# TO DO:
Copy out the material below in full, but not its images.

*** SOURCE RECORDS ***

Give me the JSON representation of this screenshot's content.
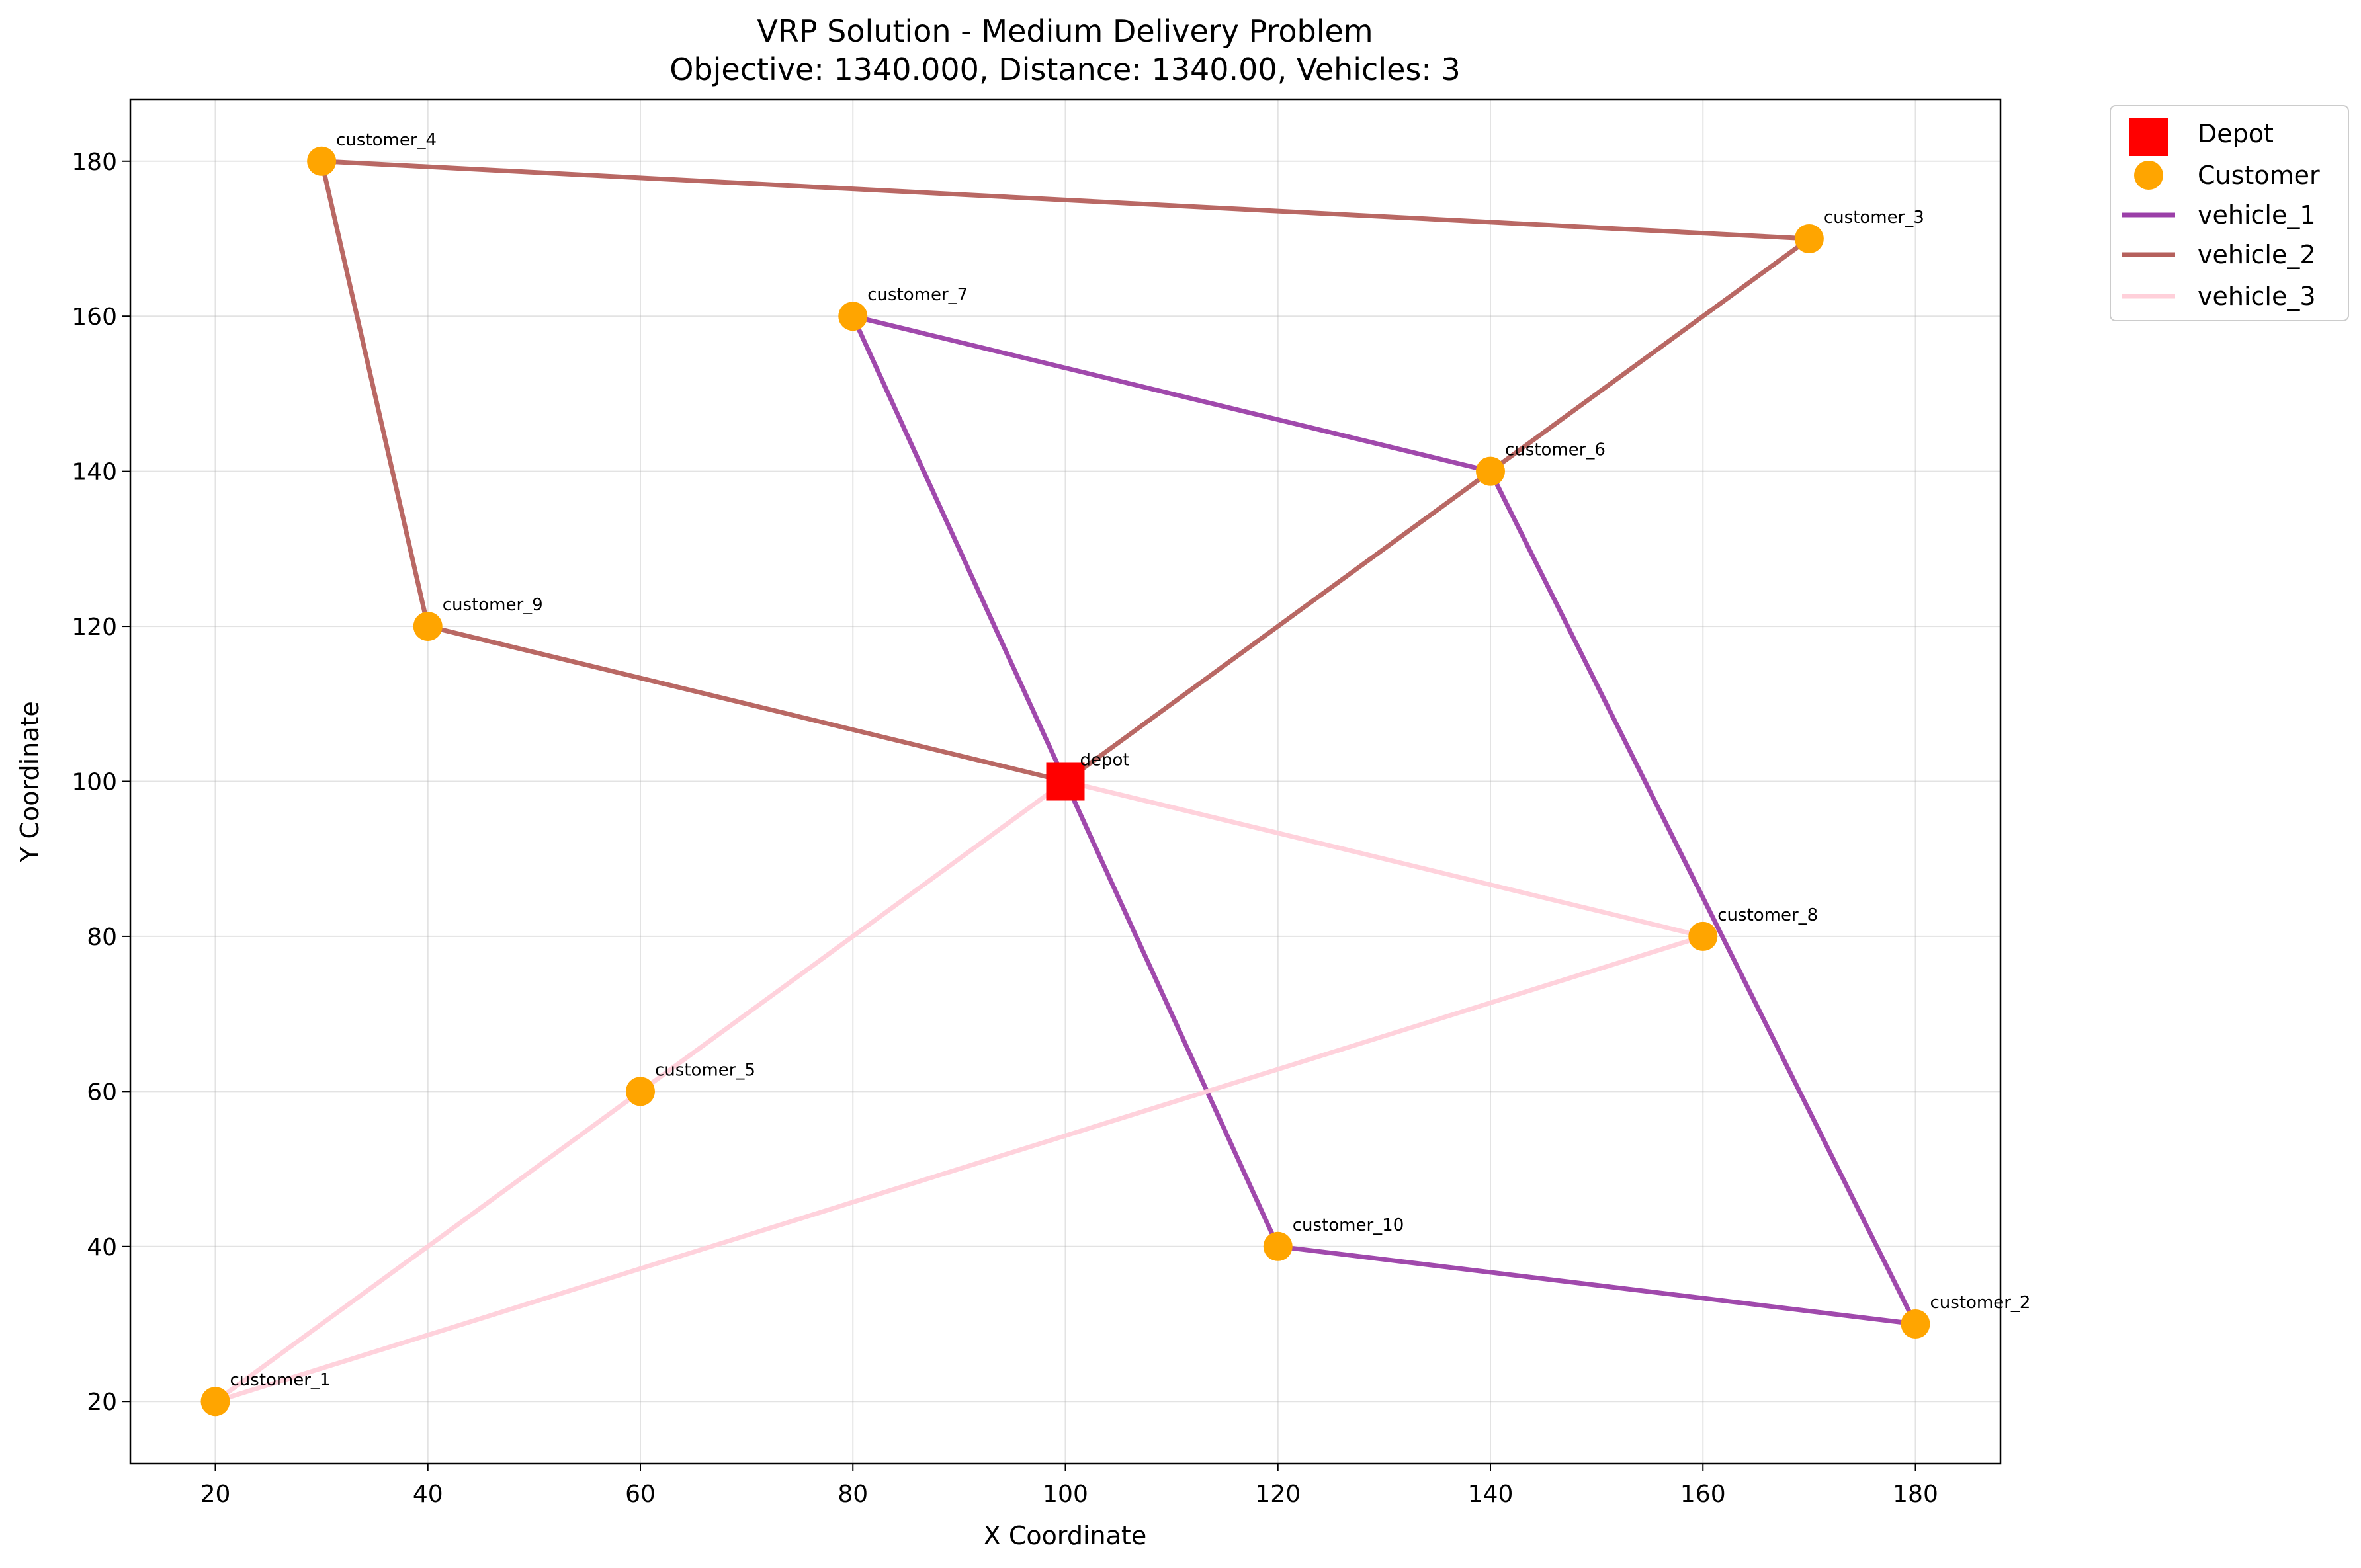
{
  "chart_data": {
    "type": "scatter",
    "title": "VRP Solution - Medium Delivery Problem",
    "subtitle": "Objective: 1340.000, Distance: 1340.00, Vehicles: 3",
    "xlabel": "X Coordinate",
    "ylabel": "Y Coordinate",
    "xlim": [
      12,
      188
    ],
    "ylim": [
      12,
      188
    ],
    "xticks": [
      20,
      40,
      60,
      80,
      100,
      120,
      140,
      160,
      180
    ],
    "yticks": [
      20,
      40,
      60,
      80,
      100,
      120,
      140,
      160,
      180
    ],
    "grid": true,
    "legend_position": "outside top-right",
    "depot": {
      "name": "depot",
      "x": 100,
      "y": 100,
      "color": "#ff0000"
    },
    "customers": [
      {
        "name": "customer_1",
        "x": 20,
        "y": 20
      },
      {
        "name": "customer_2",
        "x": 180,
        "y": 30
      },
      {
        "name": "customer_3",
        "x": 170,
        "y": 170
      },
      {
        "name": "customer_4",
        "x": 30,
        "y": 180
      },
      {
        "name": "customer_5",
        "x": 60,
        "y": 60
      },
      {
        "name": "customer_6",
        "x": 140,
        "y": 140
      },
      {
        "name": "customer_7",
        "x": 80,
        "y": 160
      },
      {
        "name": "customer_8",
        "x": 160,
        "y": 80
      },
      {
        "name": "customer_9",
        "x": 40,
        "y": 120
      },
      {
        "name": "customer_10",
        "x": 120,
        "y": 40
      }
    ],
    "customer_color": "#ffa500",
    "routes": [
      {
        "name": "vehicle_1",
        "color": "#9b3fa8",
        "x": [
          100,
          80,
          140,
          180,
          120,
          100
        ],
        "y": [
          100,
          160,
          140,
          30,
          40,
          100
        ]
      },
      {
        "name": "vehicle_2",
        "color": "#b5605c",
        "x": [
          100,
          140,
          170,
          30,
          40,
          100
        ],
        "y": [
          100,
          140,
          170,
          180,
          120,
          100
        ]
      },
      {
        "name": "vehicle_3",
        "color": "#ffd0da",
        "x": [
          100,
          160,
          20,
          60,
          100
        ],
        "y": [
          100,
          80,
          20,
          60,
          100
        ]
      }
    ],
    "legend": [
      "Depot",
      "Customer",
      "vehicle_1",
      "vehicle_2",
      "vehicle_3"
    ]
  }
}
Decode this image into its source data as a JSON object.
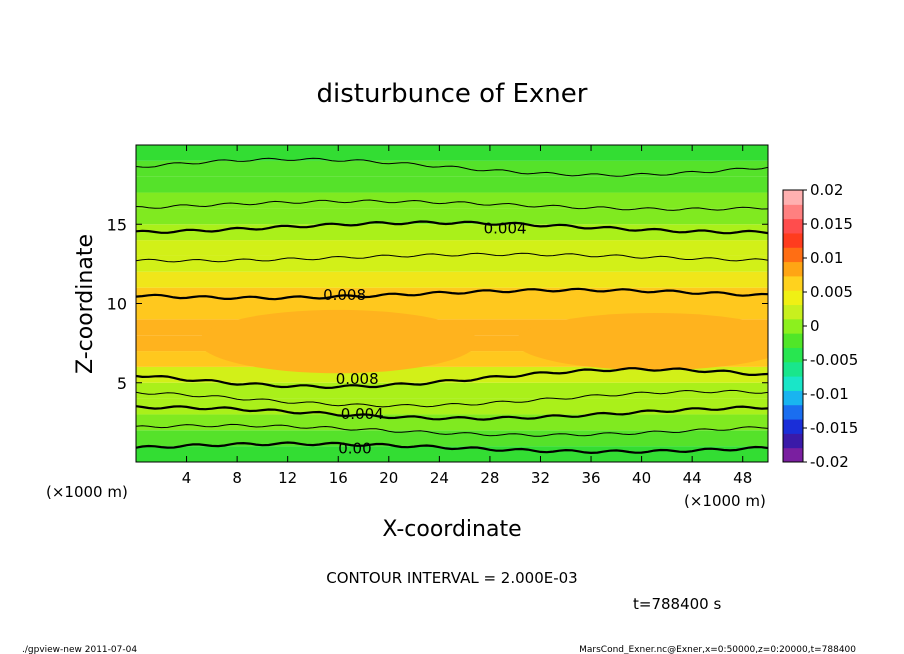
{
  "chart_data": {
    "type": "heatmap",
    "title": "disturbunce of Exner",
    "xlabel": "X-coordinate",
    "ylabel": "Z-coordinate",
    "x_unit": "(×1000 m)",
    "x_unit_right": "(×1000 m)",
    "xlim": [
      0,
      50
    ],
    "ylim": [
      0,
      20
    ],
    "x_ticks": [
      4,
      8,
      12,
      16,
      20,
      24,
      28,
      32,
      36,
      40,
      44,
      48
    ],
    "y_ticks": [
      5,
      10,
      15
    ],
    "colorbar": {
      "levels": [
        -0.02,
        -0.015,
        -0.01,
        -0.005,
        0,
        0.005,
        0.01,
        0.015,
        0.02
      ],
      "labels": [
        "0.02",
        "0.015",
        "0.01",
        "0.005",
        "0",
        "-0.005",
        "-0.01",
        "-0.015",
        "-0.02"
      ],
      "colors": [
        "#7a1fa0",
        "#3a1aa8",
        "#1a2ed8",
        "#1a6ef0",
        "#19b4f0",
        "#19e6c8",
        "#19e68c",
        "#28e650",
        "#50e628",
        "#8cf01e",
        "#c8f01e",
        "#f0f014",
        "#ffd21e",
        "#ffa514",
        "#ff6e14",
        "#ff3c1e",
        "#ff4d4d",
        "#ff8080",
        "#ffb0b0"
      ]
    },
    "contour_levels": [
      0.002,
      0.004,
      0.006,
      0.008
    ],
    "contour_labels": [
      "0.004",
      "0.008",
      "0.008",
      "0.004",
      "0.00"
    ],
    "contour_interval": "CONTOUR INTERVAL = 2.000E-03",
    "description_band_values": {
      "z": [
        0,
        1,
        2,
        3,
        4,
        5,
        6,
        7,
        8,
        9,
        10,
        11,
        12,
        13,
        14,
        15,
        16,
        17,
        18,
        19,
        20
      ],
      "value": [
        0.0,
        0.0015,
        0.003,
        0.004,
        0.005,
        0.006,
        0.0075,
        0.0095,
        0.0105,
        0.0098,
        0.009,
        0.0078,
        0.007,
        0.0062,
        0.0052,
        0.0042,
        0.0035,
        0.003,
        0.0022,
        0.0015,
        0.001
      ]
    }
  },
  "footer": {
    "time": "t=788400 s",
    "left": "./gpview-new   2011-07-04",
    "right": "MarsCond_Exner.nc@Exner,x=0:50000,z=0:20000,t=788400"
  }
}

***

# RESULT FOR THIS EXERCISE:
Give me the JSON representation of this screenshot's content.
{
  "chart_data": {
    "type": "scatter",
    "title": "VRP Solution - Medium Delivery Problem",
    "subtitle": "Objective: 1340.000, Distance: 1340.00, Vehicles: 3",
    "xlabel": "X Coordinate",
    "ylabel": "Y Coordinate",
    "xlim": [
      12,
      188
    ],
    "ylim": [
      12,
      188
    ],
    "xticks": [
      20,
      40,
      60,
      80,
      100,
      120,
      140,
      160,
      180
    ],
    "yticks": [
      20,
      40,
      60,
      80,
      100,
      120,
      140,
      160,
      180
    ],
    "grid": true,
    "legend_position": "outside top-right",
    "depot": {
      "name": "depot",
      "x": 100,
      "y": 100,
      "color": "#ff0000"
    },
    "customers": [
      {
        "name": "customer_1",
        "x": 20,
        "y": 20
      },
      {
        "name": "customer_2",
        "x": 180,
        "y": 30
      },
      {
        "name": "customer_3",
        "x": 170,
        "y": 170
      },
      {
        "name": "customer_4",
        "x": 30,
        "y": 180
      },
      {
        "name": "customer_5",
        "x": 60,
        "y": 60
      },
      {
        "name": "customer_6",
        "x": 140,
        "y": 140
      },
      {
        "name": "customer_7",
        "x": 80,
        "y": 160
      },
      {
        "name": "customer_8",
        "x": 160,
        "y": 80
      },
      {
        "name": "customer_9",
        "x": 40,
        "y": 120
      },
      {
        "name": "customer_10",
        "x": 120,
        "y": 40
      }
    ],
    "customer_color": "#ffa500",
    "routes": [
      {
        "name": "vehicle_1",
        "color": "#9b3fa8",
        "x": [
          100,
          80,
          140,
          180,
          120,
          100
        ],
        "y": [
          100,
          160,
          140,
          30,
          40,
          100
        ]
      },
      {
        "name": "vehicle_2",
        "color": "#b5605c",
        "x": [
          100,
          140,
          170,
          30,
          40,
          100
        ],
        "y": [
          100,
          140,
          170,
          180,
          120,
          100
        ]
      },
      {
        "name": "vehicle_3",
        "color": "#ffd0da",
        "x": [
          100,
          160,
          20,
          60,
          100
        ],
        "y": [
          100,
          80,
          20,
          60,
          100
        ]
      }
    ],
    "legend": [
      "Depot",
      "Customer",
      "vehicle_1",
      "vehicle_2",
      "vehicle_3"
    ]
  }
}
Decode this image into its source data as a JSON object.
{
  "chart_data": {
    "type": "heatmap",
    "title": "disturbunce of Exner",
    "xlabel": "X-coordinate",
    "ylabel": "Z-coordinate",
    "x_unit": "(×1000 m)",
    "x_unit_right": "(×1000 m)",
    "xlim": [
      0,
      50
    ],
    "ylim": [
      0,
      20
    ],
    "x_ticks": [
      4,
      8,
      12,
      16,
      20,
      24,
      28,
      32,
      36,
      40,
      44,
      48
    ],
    "y_ticks": [
      5,
      10,
      15
    ],
    "colorbar": {
      "levels": [
        -0.02,
        -0.015,
        -0.01,
        -0.005,
        0,
        0.005,
        0.01,
        0.015,
        0.02
      ],
      "labels": [
        "0.02",
        "0.015",
        "0.01",
        "0.005",
        "0",
        "-0.005",
        "-0.01",
        "-0.015",
        "-0.02"
      ],
      "colors": [
        "#7a1fa0",
        "#3a1aa8",
        "#1a2ed8",
        "#1a6ef0",
        "#19b4f0",
        "#19e6c8",
        "#19e68c",
        "#28e650",
        "#50e628",
        "#8cf01e",
        "#c8f01e",
        "#f0f014",
        "#ffd21e",
        "#ffa514",
        "#ff6e14",
        "#ff3c1e",
        "#ff4d4d",
        "#ff8080",
        "#ffb0b0"
      ]
    },
    "contour_levels": [
      0.002,
      0.004,
      0.006,
      0.008
    ],
    "contour_labels": [
      "0.004",
      "0.008",
      "0.008",
      "0.004",
      "0.00"
    ],
    "contour_interval": "CONTOUR INTERVAL = 2.000E-03",
    "description_band_values": {
      "z": [
        0,
        1,
        2,
        3,
        4,
        5,
        6,
        7,
        8,
        9,
        10,
        11,
        12,
        13,
        14,
        15,
        16,
        17,
        18,
        19,
        20
      ],
      "value": [
        0.0,
        0.0015,
        0.003,
        0.004,
        0.005,
        0.006,
        0.0075,
        0.0095,
        0.0105,
        0.0098,
        0.009,
        0.0078,
        0.007,
        0.0062,
        0.0052,
        0.0042,
        0.0035,
        0.003,
        0.0022,
        0.0015,
        0.001
      ]
    }
  },
  "footer": {
    "time": "t=788400 s",
    "left": "./gpview-new   2011-07-04",
    "right": "MarsCond_Exner.nc@Exner,x=0:50000,z=0:20000,t=788400"
  }
}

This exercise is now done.